_TO BE DONE_
Reply with one number: how many lines contain the word "augue".
— start —
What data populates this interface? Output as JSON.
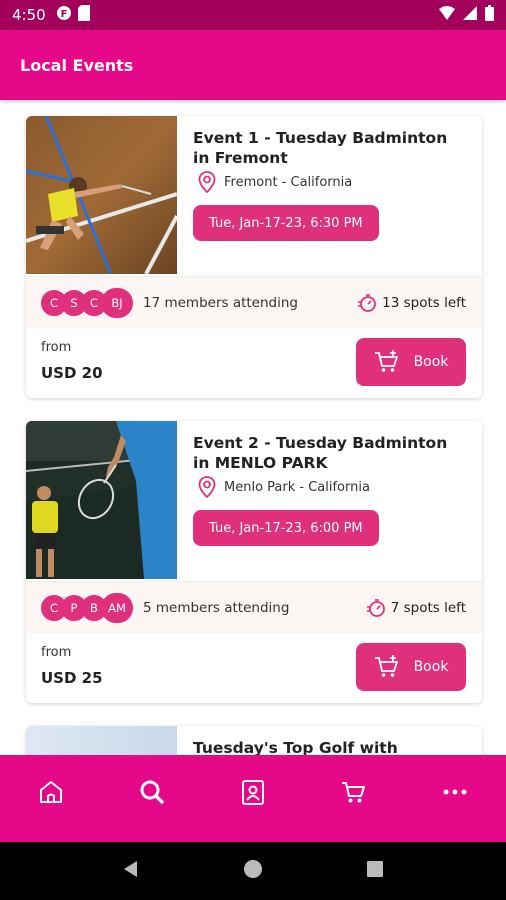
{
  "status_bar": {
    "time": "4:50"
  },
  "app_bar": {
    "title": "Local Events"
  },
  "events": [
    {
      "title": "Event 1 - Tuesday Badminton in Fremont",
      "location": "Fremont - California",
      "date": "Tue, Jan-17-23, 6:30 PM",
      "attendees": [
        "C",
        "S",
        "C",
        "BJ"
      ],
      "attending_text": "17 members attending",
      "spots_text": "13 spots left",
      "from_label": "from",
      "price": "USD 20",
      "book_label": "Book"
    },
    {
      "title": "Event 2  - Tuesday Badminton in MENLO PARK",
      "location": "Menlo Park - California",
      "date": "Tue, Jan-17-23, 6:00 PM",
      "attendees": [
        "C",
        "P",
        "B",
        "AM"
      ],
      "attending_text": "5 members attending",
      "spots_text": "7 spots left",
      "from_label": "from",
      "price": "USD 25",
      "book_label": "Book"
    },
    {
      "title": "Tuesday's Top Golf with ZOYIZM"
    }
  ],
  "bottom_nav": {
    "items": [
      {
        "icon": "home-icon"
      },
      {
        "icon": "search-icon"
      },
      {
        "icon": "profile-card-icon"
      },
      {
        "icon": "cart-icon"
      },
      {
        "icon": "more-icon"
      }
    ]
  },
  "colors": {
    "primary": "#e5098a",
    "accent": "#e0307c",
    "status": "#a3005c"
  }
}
— end —
— start —
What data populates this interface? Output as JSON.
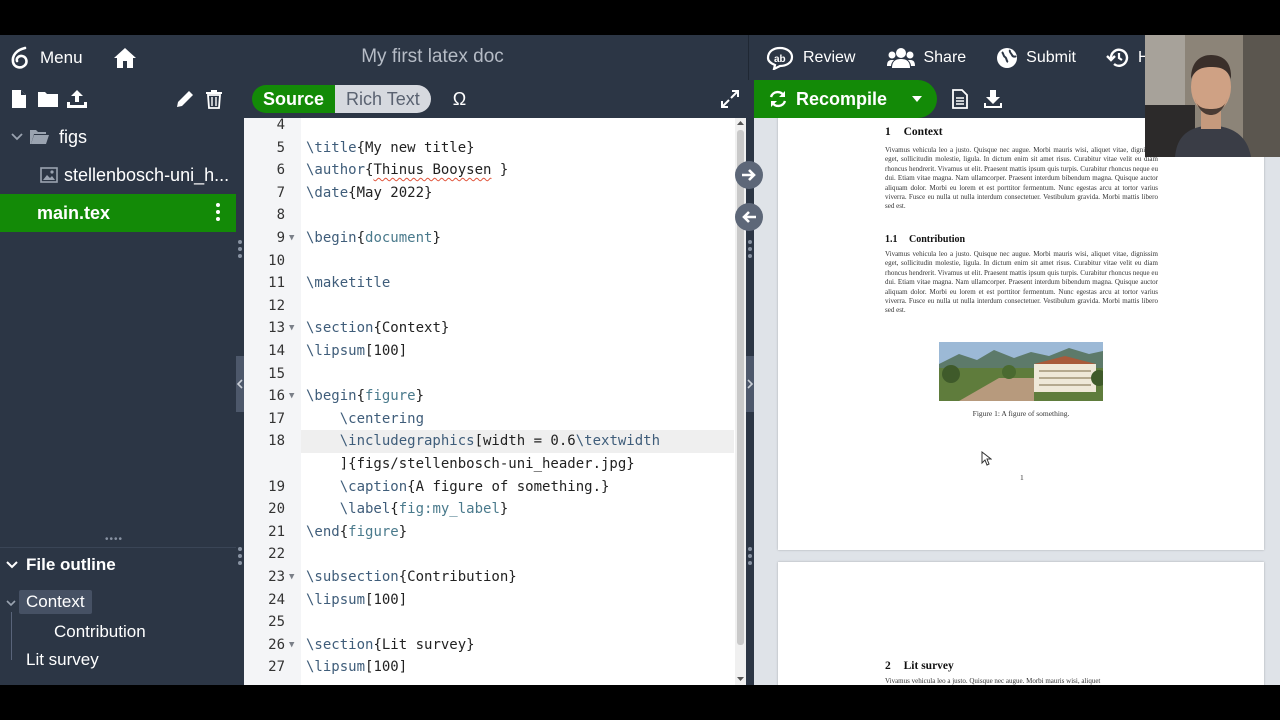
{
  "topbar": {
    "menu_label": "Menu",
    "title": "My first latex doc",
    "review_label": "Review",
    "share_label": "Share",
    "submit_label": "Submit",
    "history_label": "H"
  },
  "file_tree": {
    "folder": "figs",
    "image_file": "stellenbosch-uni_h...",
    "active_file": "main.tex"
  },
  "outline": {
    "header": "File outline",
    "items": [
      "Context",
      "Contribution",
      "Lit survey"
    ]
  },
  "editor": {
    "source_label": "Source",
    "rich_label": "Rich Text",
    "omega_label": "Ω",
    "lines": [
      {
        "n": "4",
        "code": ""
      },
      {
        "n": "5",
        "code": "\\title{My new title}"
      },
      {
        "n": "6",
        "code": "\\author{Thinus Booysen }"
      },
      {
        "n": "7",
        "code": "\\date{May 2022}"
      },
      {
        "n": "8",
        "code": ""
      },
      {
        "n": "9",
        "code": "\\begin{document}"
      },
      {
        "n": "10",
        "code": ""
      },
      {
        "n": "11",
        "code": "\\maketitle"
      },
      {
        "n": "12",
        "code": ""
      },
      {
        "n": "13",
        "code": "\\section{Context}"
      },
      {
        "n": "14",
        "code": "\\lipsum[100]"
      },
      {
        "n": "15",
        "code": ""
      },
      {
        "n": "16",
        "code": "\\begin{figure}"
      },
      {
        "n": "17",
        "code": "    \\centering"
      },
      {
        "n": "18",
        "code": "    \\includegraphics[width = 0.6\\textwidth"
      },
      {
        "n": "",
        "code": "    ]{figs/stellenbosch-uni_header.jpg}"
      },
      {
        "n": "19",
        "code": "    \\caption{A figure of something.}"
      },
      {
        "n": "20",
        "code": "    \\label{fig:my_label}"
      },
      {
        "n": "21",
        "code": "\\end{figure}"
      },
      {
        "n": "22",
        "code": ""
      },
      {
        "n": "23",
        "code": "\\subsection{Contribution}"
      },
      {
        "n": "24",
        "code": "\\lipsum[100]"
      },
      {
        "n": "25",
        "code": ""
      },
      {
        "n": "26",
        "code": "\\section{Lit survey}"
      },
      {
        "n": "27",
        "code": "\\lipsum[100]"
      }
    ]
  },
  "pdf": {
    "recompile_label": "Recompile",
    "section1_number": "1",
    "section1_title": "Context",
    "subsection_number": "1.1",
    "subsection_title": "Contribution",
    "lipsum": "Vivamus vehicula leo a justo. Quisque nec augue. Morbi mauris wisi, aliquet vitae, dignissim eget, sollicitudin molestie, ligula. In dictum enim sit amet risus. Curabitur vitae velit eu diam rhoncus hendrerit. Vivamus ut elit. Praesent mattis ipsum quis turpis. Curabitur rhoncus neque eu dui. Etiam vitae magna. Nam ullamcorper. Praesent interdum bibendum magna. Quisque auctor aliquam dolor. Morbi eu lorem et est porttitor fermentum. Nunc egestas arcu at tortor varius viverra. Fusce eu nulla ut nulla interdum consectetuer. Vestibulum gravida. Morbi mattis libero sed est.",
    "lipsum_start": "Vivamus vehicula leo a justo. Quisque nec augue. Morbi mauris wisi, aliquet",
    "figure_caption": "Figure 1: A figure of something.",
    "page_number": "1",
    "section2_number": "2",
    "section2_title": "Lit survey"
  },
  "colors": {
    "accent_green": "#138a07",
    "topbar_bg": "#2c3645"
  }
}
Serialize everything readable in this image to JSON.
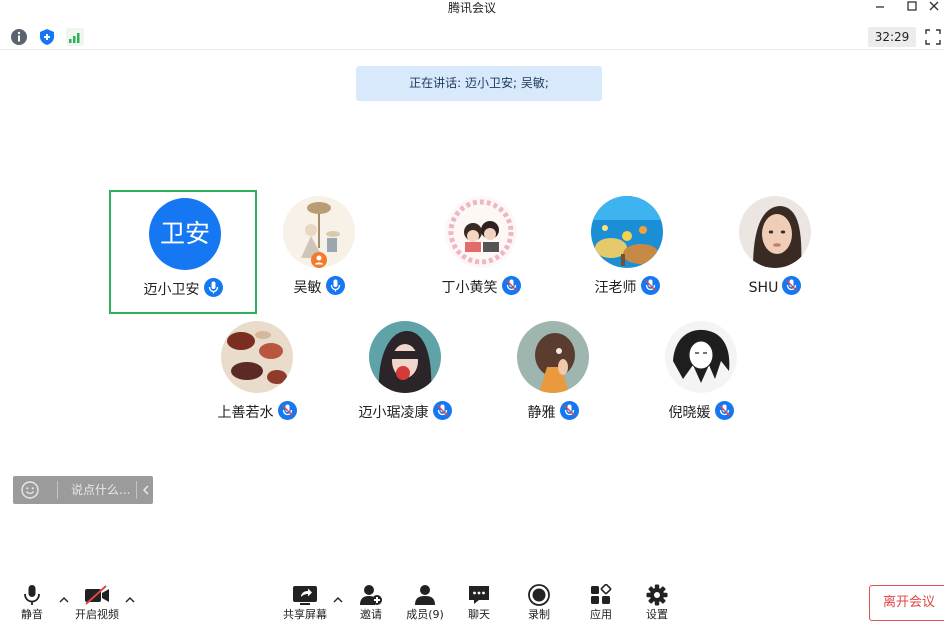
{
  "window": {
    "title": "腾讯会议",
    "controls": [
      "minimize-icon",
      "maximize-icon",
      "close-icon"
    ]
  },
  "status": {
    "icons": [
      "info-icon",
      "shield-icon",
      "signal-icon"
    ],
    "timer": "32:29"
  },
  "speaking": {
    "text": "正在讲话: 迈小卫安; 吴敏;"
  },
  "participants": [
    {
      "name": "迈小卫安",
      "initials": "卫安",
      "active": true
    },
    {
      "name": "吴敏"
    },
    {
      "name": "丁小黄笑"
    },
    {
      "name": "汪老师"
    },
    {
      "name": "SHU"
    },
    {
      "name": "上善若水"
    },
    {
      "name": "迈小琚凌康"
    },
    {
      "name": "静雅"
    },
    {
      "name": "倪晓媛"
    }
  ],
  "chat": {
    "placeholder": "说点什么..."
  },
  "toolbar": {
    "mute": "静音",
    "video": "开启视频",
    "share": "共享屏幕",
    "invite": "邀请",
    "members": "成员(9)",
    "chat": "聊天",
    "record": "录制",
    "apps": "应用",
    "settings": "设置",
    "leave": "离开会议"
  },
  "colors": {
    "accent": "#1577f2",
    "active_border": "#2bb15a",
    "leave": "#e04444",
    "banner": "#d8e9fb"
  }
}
— end —
_EXERCISE ANSWER_
2